GIVEN REQUEST: Show all lines that include the string "image"; copy each one.

Rows from a dataset

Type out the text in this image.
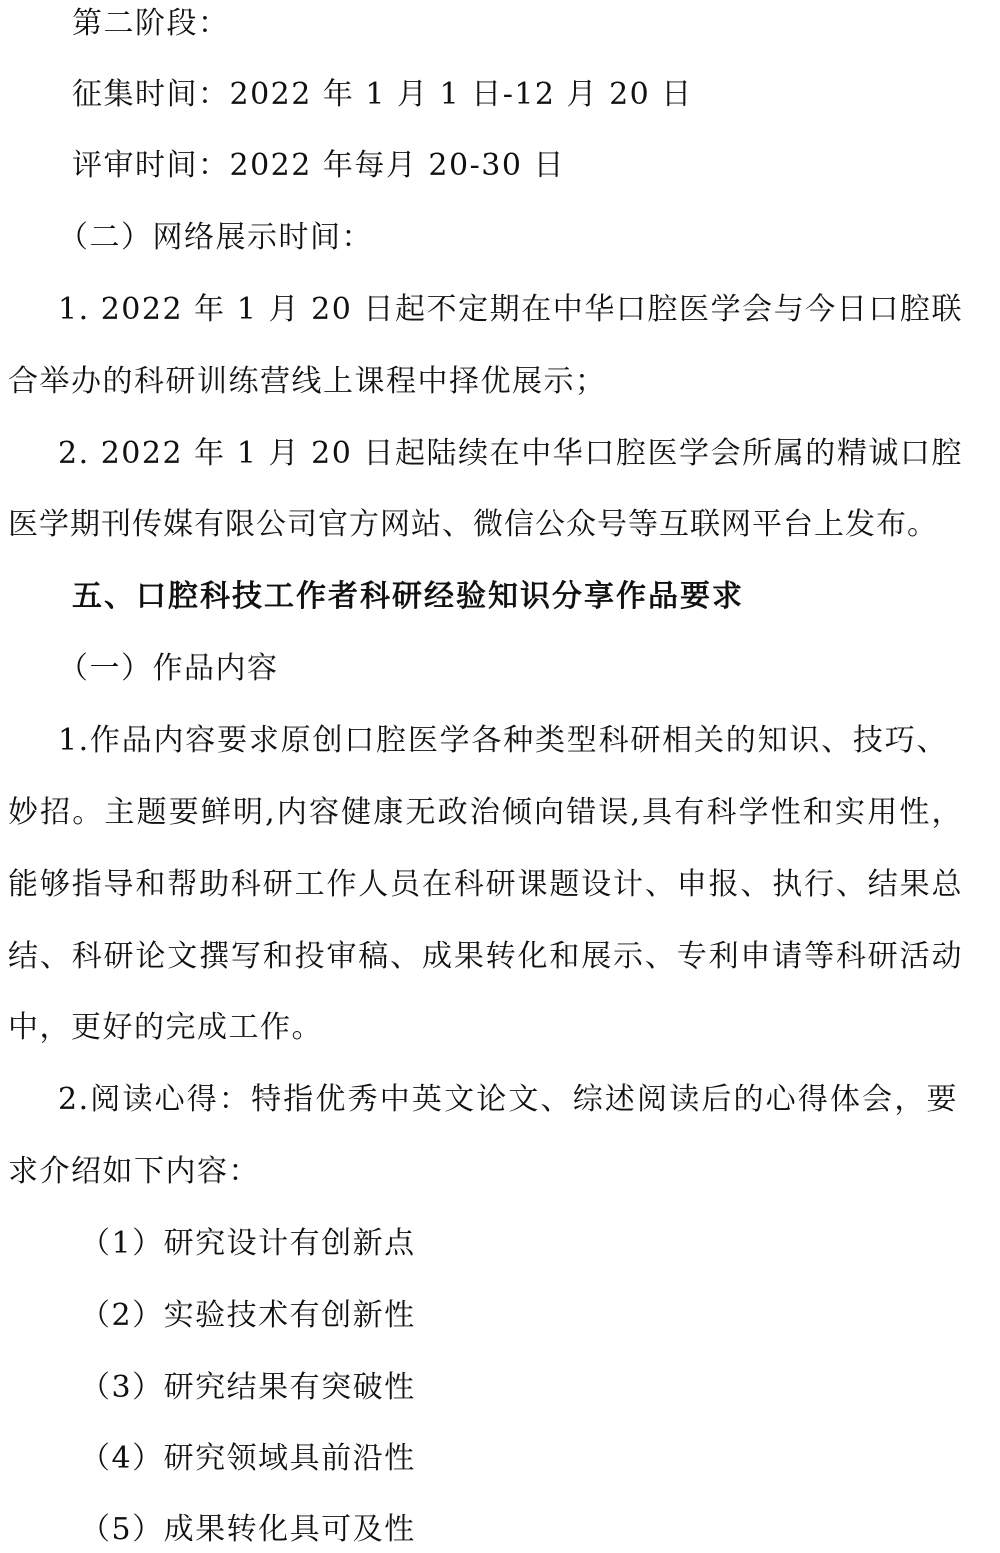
第二阶段：
征集时间：2022 年 1 月 1 日-12 月 20 日
评审时间：2022 年每月 20-30 日
（二）网络展示时间：
1. 2022 年 1 月 20 日起不定期在中华口腔医学会与今日口腔联
合举办的科研训练营线上课程中择优展示；
2. 2022 年 1 月 20 日起陆续在中华口腔医学会所属的精诚口腔
医学期刊传媒有限公司官方网站、微信公众号等互联网平台上发布。
五、口腔科技工作者科研经验知识分享作品要求
（一）作品内容
1.作品内容要求原创口腔医学各种类型科研相关的知识、技巧、
妙招。主题要鲜明,内容健康无政治倾向错误,具有科学性和实用性，
能够指导和帮助科研工作人员在科研课题设计、申报、执行、结果总
结、科研论文撰写和投审稿、成果转化和展示、专利申请等科研活动
中，更好的完成工作。
2.阅读心得：特指优秀中英文论文、综述阅读后的心得体会，要
求介绍如下内容：
（1）研究设计有创新点
（2）实验技术有创新性
（3）研究结果有突破性
（4）研究领域具前沿性
（5）成果转化具可及性
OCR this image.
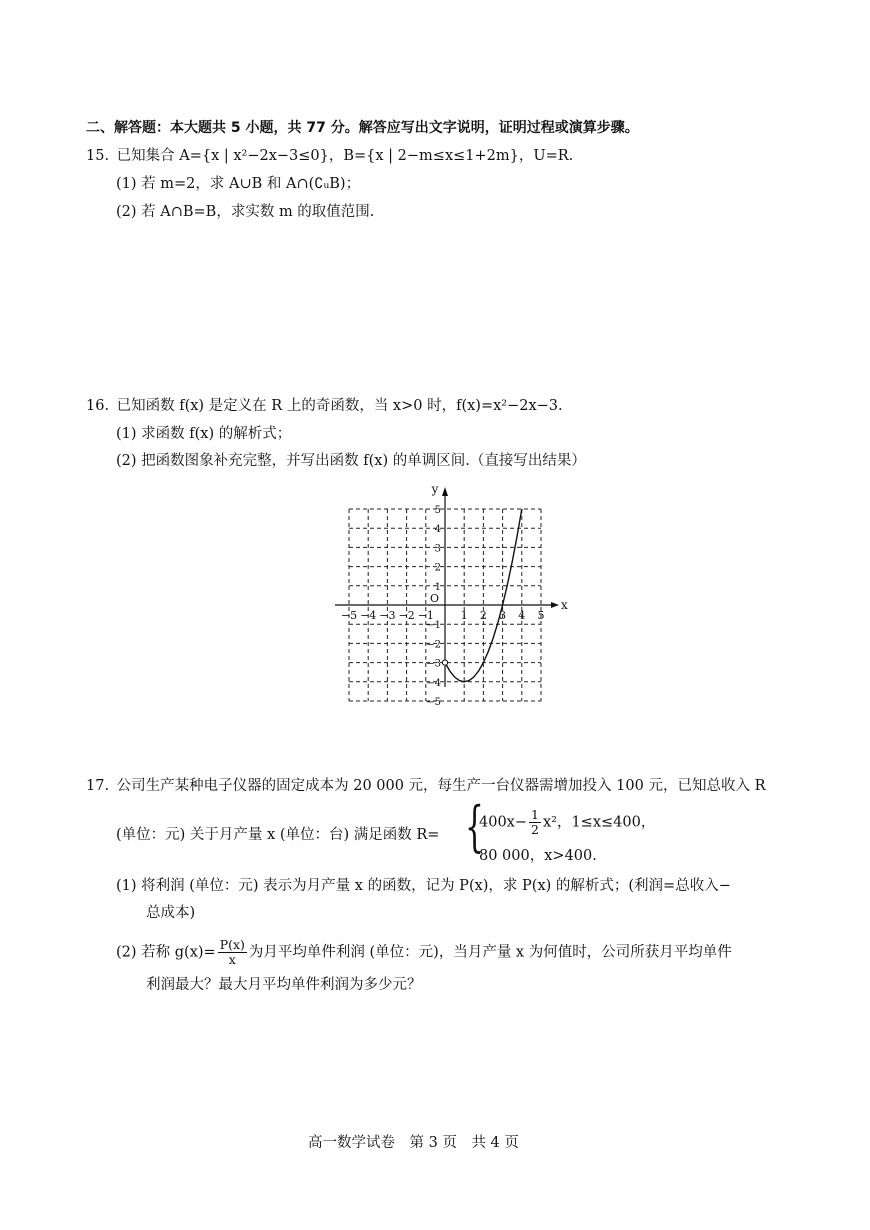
二、解答题：本大题共 5 小题，共 77 分。解答应写出文字说明，证明过程或演算步骤。
15. 已知集合 A={x | x²−2x−3≤0}，B={x | 2−m≤x≤1+2m}，U=R.
(1) 若 m=2，求 A∪B 和 A∩(∁ᵤB)；
(2) 若 A∩B=B，求实数 m 的取值范围.
16. 已知函数 f(x) 是定义在 R 上的奇函数，当 x>0 时，f(x)=x²−2x−3.
(1) 求函数 f(x) 的解析式；
(2) 把函数图象补充完整，并写出函数 f(x) 的单调区间.（直接写出结果）
−5 −4 −3 −2 −1 1 2 3 4 5
5
4
3
2
1
−1
−2
−3
−4
−5
O	x
y
17. 公司生产某种电子仪器的固定成本为 20 000 元，每生产一台仪器需增加投入 100 元，已知总收入 R
(单位：元) 关于月产量 x (单位：台) 满足函数 R= {
$400x- \frac{1}{2} x^2$，1≤x≤400，
80 000，x>400.
(1) 将利润 (单位：元) 表示为月产量 x 的函数，记为 P(x)，求 P(x) 的解析式；(利润=总收入−
总成本)
(2) 若称 $g(x)= \frac{P(x)}{x}$ 为月平均单件利润 (单位：元)，当月产量 x 为何值时，公司所获月平均单件
利润最大？最大月平均单件利润为多少元？
高一数学试卷　第 3 页　共 4 页
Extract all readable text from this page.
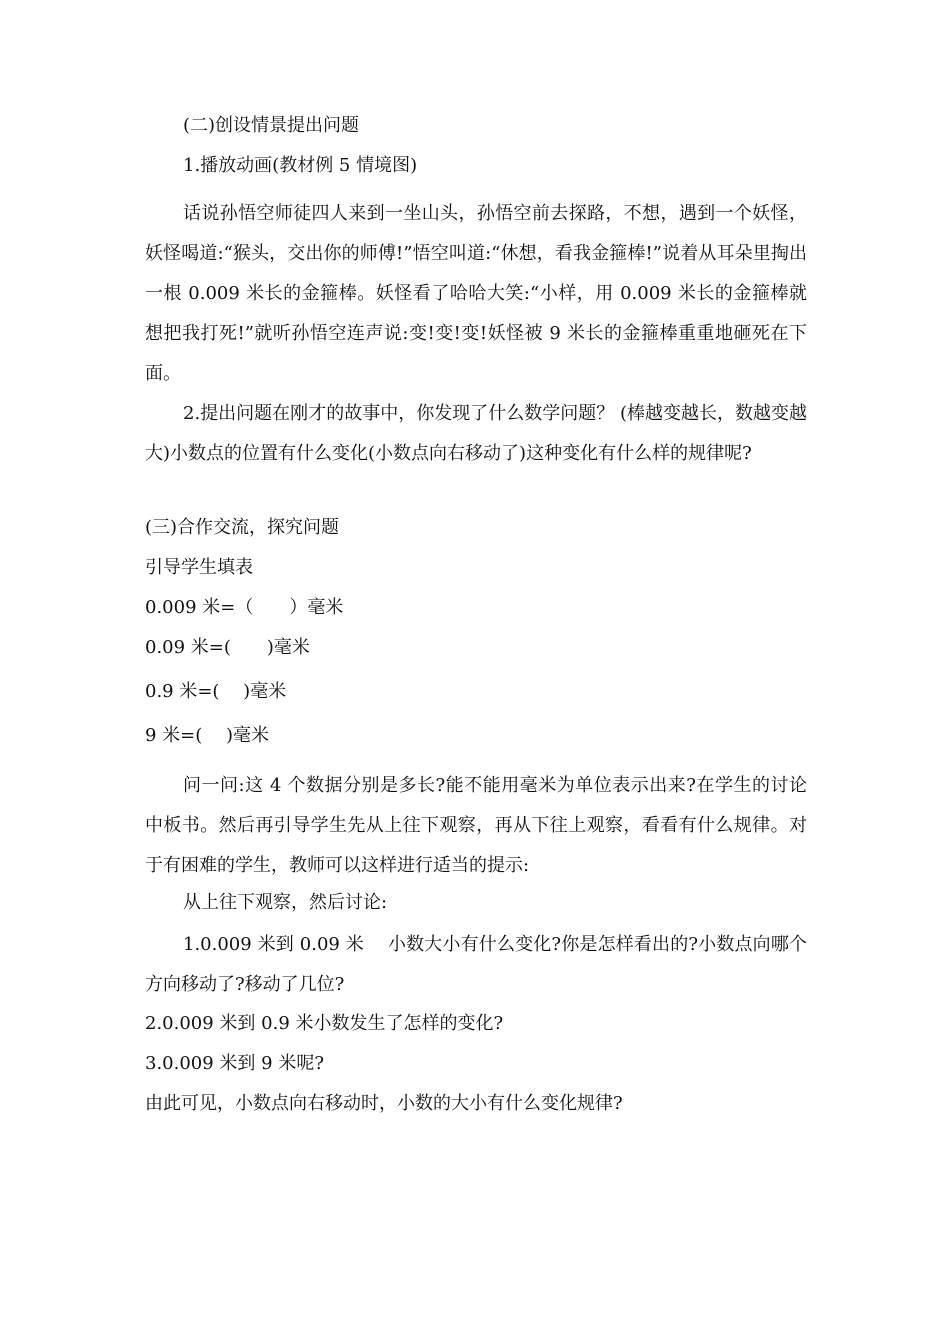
(二)创设情景提出问题
1.播放动画(教材例 5 情境图)
话说孙悟空师徒四人来到一坐山头，孙悟空前去探路，不想，遇到一个妖怪，妖怪喝道:“猴头，交出你的师傅!”悟空叫道:“休想，看我金箍棒!”说着从耳朵里掏出一根 0.009 米长的金箍棒。妖怪看了哈哈大笑:“小样，用 0.009 米长的金箍棒就想把我打死!”就听孙悟空连声说:变!变!变!妖怪被 9 米长的金箍棒重重地砸死在下面。
2.提出问题在刚才的故事中，你发现了什么数学问题？ (棒越变越长，数越变越大)小数点的位置有什么变化(小数点向右移动了)这种变化有什么样的规律呢?
(三)合作交流，探究问题
引导学生填表
0.009 米=（　　）毫米
0.09 米=(　　)毫米
0.9 米=(　 )毫米
9 米=(　 )毫米
问一问:这 4 个数据分别是多长?能不能用毫米为单位表示出来?在学生的讨论中板书。然后再引导学生先从上往下观察，再从下往上观察，看看有什么规律。对于有困难的学生，教师可以这样进行适当的提示:
从上往下观察，然后讨论:
1.0.009 米到 0.09 米　 小数大小有什么变化?你是怎样看出的?小数点向哪个方向移动了?移动了几位?
2.0.009 米到 0.9 米小数发生了怎样的变化?
3.0.009 米到 9 米呢?
由此可见，小数点向右移动时，小数的大小有什么变化规律?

CORRECT ANSWER:
Type out the text in this image.
OCR this image.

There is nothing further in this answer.